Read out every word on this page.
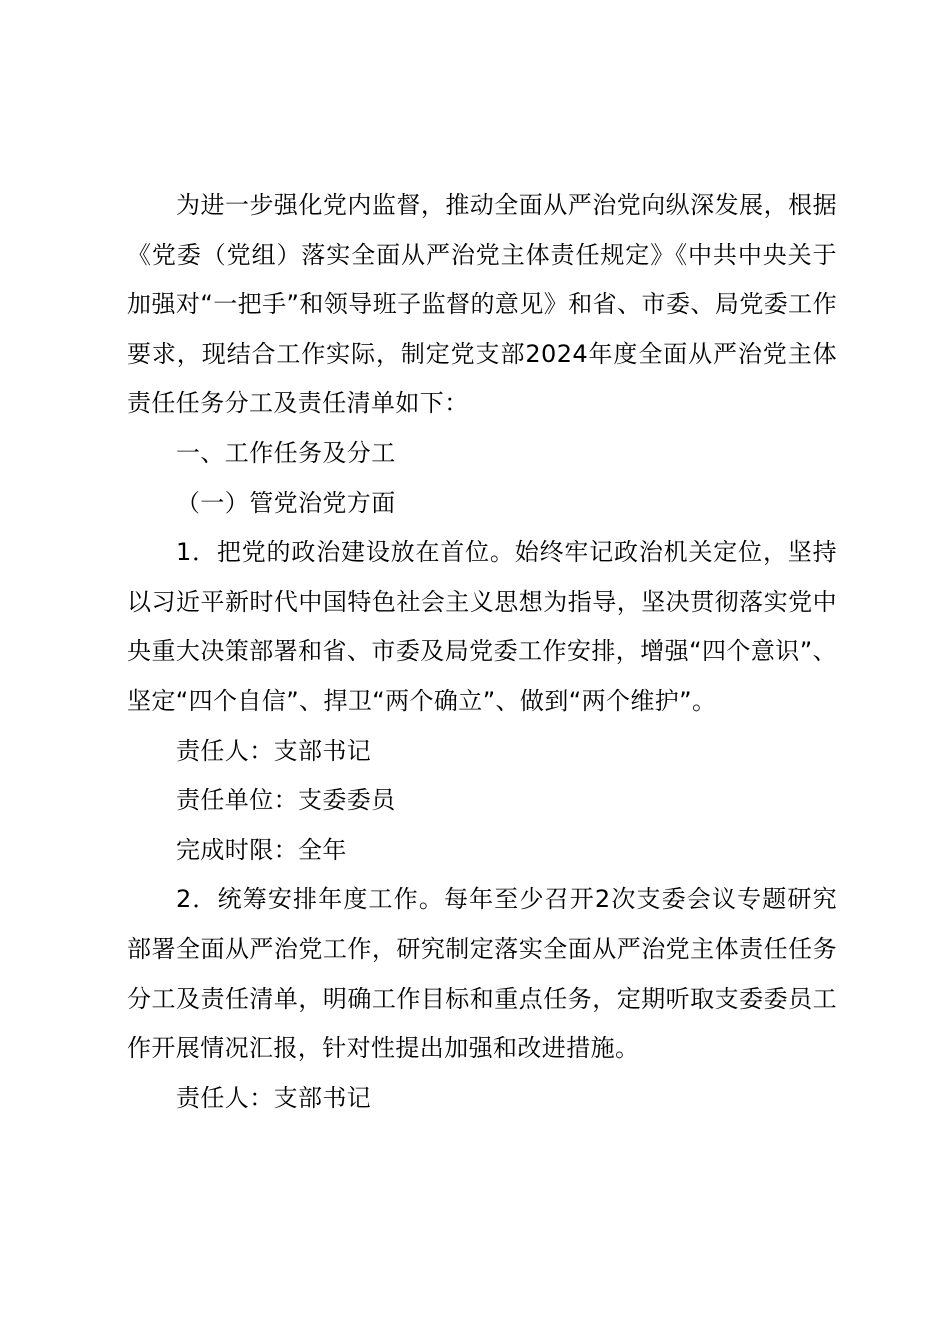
为进一步强化党内监督，推动全面从严治党向纵深发展，根据《党委（党组）落实全面从严治党主体责任规定》《中共中央关于加强对“一把手”和领导班子监督的意见》和省、市委、局党委工作要求，现结合工作实际，制定党支部2024年度全面从严治党主体责任任务分工及责任清单如下：

一、工作任务及分工

（一）管党治党方面

1．把党的政治建设放在首位。始终牢记政治机关定位，坚持以习近平新时代中国特色社会主义思想为指导，坚决贯彻落实党中央重大决策部署和省、市委及局党委工作安排，增强“四个意识”、坚定“四个自信”、捍卫“两个确立”、做到“两个维护”。

责任人：支部书记

责任单位：支委委员

完成时限：全年

2．统筹安排年度工作。每年至少召开2次支委会议专题研究部署全面从严治党工作，研究制定落实全面从严治党主体责任任务分工及责任清单，明确工作目标和重点任务，定期听取支委委员工作开展情况汇报，针对性提出加强和改进措施。

责任人：支部书记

===============

## Aim of the exercise
Quote all the records verbatim, dropping any pictures from your copy.

## Solution to this task
Read out every word on this page.
为进一步强化党内监督，推动全面从严治党向纵深发展，根据《党委（党组）落实全面从严治党主体责任规定》《中共中央关于加强对“一把手”和领导班子监督的意见》和省、市委、局党委工作要求，现结合工作实际，制定党支部2024年度全面从严治党主体责任任务分工及责任清单如下：

一、工作任务及分工

（一）管党治党方面

1．把党的政治建设放在首位。始终牢记政治机关定位，坚持以习近平新时代中国特色社会主义思想为指导，坚决贯彻落实党中央重大决策部署和省、市委及局党委工作安排，增强“四个意识”、坚定“四个自信”、捍卫“两个确立”、做到“两个维护”。

责任人：支部书记

责任单位：支委委员

完成时限：全年

2．统筹安排年度工作。每年至少召开2次支委会议专题研究部署全面从严治党工作，研究制定落实全面从严治党主体责任任务分工及责任清单，明确工作目标和重点任务，定期听取支委委员工作开展情况汇报，针对性提出加强和改进措施。

责任人：支部书记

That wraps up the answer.